### [THE RECORDS]
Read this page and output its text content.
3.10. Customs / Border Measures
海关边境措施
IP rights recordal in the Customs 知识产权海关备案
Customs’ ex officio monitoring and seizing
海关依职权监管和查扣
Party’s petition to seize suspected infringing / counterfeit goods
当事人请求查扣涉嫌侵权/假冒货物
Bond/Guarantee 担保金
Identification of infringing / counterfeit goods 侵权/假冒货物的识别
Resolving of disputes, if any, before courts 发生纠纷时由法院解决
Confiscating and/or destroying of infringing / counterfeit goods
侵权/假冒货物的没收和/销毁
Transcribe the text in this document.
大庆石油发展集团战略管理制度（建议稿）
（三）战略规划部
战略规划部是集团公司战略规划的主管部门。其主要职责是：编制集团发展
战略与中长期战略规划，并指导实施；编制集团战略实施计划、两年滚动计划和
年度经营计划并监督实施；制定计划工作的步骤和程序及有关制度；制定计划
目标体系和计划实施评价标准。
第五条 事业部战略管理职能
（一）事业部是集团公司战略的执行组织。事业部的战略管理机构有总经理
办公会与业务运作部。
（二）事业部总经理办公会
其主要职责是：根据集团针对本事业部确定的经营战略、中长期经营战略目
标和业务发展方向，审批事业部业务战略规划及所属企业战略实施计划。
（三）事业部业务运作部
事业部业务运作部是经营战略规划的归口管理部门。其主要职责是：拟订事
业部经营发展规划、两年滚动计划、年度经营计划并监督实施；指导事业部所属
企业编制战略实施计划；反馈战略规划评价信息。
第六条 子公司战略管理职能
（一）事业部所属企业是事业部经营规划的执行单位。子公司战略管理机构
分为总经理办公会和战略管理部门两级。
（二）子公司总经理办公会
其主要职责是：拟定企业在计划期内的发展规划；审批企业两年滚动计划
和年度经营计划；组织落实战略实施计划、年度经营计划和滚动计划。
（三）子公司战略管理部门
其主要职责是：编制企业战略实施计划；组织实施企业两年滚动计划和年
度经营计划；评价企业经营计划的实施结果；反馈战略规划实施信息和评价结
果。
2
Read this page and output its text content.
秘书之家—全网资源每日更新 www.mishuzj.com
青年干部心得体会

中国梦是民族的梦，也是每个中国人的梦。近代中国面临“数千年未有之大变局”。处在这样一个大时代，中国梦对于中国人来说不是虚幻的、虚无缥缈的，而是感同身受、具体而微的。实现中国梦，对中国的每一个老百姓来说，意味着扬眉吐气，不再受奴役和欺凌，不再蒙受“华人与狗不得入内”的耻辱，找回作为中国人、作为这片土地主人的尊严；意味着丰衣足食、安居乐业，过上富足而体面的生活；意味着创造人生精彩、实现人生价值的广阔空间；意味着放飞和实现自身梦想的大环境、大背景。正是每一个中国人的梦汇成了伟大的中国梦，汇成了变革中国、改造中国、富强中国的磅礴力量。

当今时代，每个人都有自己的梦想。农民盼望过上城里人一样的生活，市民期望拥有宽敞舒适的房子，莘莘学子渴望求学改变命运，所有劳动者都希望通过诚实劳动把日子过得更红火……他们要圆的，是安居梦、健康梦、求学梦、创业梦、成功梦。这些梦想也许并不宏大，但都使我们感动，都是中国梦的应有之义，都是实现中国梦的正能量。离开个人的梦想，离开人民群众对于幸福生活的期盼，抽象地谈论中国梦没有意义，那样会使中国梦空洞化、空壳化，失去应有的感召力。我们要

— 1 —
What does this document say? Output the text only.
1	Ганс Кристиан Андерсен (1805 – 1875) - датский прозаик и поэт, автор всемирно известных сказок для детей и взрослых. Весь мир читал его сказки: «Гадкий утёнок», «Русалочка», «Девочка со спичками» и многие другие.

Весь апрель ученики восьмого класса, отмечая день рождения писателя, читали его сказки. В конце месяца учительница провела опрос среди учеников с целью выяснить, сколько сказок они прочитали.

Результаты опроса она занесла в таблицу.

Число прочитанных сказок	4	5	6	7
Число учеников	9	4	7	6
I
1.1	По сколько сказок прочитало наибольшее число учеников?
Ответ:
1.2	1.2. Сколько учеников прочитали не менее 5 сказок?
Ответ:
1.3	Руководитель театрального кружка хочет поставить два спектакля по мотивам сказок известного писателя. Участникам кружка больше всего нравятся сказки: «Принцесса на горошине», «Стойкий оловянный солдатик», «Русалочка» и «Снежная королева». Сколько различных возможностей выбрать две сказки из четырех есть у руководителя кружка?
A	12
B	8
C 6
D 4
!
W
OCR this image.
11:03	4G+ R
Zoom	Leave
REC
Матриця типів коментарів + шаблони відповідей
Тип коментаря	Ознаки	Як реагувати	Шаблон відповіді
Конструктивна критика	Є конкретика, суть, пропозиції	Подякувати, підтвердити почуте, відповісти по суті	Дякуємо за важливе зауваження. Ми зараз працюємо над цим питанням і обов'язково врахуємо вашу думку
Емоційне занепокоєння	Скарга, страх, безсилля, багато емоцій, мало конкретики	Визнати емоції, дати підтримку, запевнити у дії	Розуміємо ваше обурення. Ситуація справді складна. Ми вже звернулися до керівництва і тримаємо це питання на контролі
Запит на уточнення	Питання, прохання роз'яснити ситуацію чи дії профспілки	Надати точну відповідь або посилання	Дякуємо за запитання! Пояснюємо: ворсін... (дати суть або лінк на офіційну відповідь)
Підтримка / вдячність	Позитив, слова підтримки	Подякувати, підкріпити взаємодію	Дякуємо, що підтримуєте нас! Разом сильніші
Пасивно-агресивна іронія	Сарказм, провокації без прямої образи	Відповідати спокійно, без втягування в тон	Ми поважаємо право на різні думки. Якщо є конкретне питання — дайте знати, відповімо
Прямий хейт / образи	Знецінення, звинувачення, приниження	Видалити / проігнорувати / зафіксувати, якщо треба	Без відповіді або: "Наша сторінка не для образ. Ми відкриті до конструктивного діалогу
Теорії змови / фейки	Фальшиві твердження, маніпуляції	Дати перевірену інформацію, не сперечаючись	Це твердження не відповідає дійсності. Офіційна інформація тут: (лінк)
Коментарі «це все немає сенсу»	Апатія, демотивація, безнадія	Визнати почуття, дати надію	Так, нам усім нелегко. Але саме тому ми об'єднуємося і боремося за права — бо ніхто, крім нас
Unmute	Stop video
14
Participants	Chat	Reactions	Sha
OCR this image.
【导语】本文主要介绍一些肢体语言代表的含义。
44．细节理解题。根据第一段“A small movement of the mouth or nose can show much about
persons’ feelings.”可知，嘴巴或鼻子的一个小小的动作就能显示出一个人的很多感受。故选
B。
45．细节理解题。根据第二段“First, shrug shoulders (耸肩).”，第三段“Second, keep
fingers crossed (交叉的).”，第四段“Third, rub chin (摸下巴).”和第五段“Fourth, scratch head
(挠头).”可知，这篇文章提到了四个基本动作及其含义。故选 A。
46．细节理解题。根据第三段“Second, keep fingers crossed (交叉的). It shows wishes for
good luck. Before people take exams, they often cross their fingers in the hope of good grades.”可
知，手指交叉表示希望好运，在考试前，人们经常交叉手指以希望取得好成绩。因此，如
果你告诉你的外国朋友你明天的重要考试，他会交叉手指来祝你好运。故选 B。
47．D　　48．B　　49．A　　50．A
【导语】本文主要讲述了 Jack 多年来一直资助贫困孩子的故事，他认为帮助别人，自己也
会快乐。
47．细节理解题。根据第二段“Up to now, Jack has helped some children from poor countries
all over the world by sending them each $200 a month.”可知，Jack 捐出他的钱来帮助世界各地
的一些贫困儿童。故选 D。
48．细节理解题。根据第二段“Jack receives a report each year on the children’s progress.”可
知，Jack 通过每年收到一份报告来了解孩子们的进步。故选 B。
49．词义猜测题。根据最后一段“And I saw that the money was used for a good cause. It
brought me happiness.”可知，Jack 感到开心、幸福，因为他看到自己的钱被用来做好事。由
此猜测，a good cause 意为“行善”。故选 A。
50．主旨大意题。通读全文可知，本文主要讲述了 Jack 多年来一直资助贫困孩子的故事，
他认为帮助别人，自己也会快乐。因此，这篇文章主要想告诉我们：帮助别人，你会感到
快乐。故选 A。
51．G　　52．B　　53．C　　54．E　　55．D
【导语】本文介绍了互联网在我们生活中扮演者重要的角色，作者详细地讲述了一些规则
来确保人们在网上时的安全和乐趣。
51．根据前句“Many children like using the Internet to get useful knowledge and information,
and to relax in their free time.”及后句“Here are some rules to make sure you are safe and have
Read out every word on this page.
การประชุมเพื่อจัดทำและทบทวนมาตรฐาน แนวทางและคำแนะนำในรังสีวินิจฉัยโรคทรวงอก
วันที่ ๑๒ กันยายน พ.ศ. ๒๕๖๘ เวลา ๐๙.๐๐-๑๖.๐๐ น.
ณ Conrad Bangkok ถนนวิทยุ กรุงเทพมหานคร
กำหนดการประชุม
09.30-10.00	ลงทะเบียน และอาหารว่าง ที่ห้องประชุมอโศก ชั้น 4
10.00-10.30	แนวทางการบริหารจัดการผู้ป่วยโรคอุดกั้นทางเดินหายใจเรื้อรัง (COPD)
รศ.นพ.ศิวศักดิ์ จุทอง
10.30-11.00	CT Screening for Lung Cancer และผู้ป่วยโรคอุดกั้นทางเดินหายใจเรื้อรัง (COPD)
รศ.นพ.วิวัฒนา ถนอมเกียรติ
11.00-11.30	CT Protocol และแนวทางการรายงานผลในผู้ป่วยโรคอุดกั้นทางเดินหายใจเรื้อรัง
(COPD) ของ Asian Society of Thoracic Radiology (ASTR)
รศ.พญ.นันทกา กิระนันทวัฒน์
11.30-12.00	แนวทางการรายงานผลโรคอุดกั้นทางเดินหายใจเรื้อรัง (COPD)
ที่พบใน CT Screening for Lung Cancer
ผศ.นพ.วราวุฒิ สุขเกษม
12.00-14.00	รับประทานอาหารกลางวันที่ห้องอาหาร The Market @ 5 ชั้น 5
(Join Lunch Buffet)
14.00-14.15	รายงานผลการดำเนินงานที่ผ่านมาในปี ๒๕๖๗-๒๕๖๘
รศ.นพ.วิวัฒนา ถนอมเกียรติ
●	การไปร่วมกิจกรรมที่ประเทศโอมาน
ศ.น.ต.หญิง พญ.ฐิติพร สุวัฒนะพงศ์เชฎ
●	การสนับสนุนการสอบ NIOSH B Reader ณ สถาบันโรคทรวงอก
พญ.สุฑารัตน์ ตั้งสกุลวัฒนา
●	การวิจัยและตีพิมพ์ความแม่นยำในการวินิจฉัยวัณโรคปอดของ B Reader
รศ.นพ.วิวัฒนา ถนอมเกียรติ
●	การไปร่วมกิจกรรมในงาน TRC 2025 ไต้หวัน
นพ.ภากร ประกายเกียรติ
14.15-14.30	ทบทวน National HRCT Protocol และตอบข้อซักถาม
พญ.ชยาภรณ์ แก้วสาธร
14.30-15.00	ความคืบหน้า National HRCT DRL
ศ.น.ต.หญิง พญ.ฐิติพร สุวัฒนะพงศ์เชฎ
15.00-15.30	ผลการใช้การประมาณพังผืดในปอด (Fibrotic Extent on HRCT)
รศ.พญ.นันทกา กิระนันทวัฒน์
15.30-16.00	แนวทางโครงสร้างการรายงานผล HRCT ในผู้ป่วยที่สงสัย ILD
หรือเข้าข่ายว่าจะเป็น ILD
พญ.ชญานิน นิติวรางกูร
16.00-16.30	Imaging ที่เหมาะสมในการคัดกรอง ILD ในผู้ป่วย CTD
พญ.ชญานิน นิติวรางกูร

### [TASK DETAILS]
Filter the records above for lines containing the word "document", and copy those lines.

### [ANSWER BELOW]
Transcribe the text in this document.
What does this document say? Output the text only.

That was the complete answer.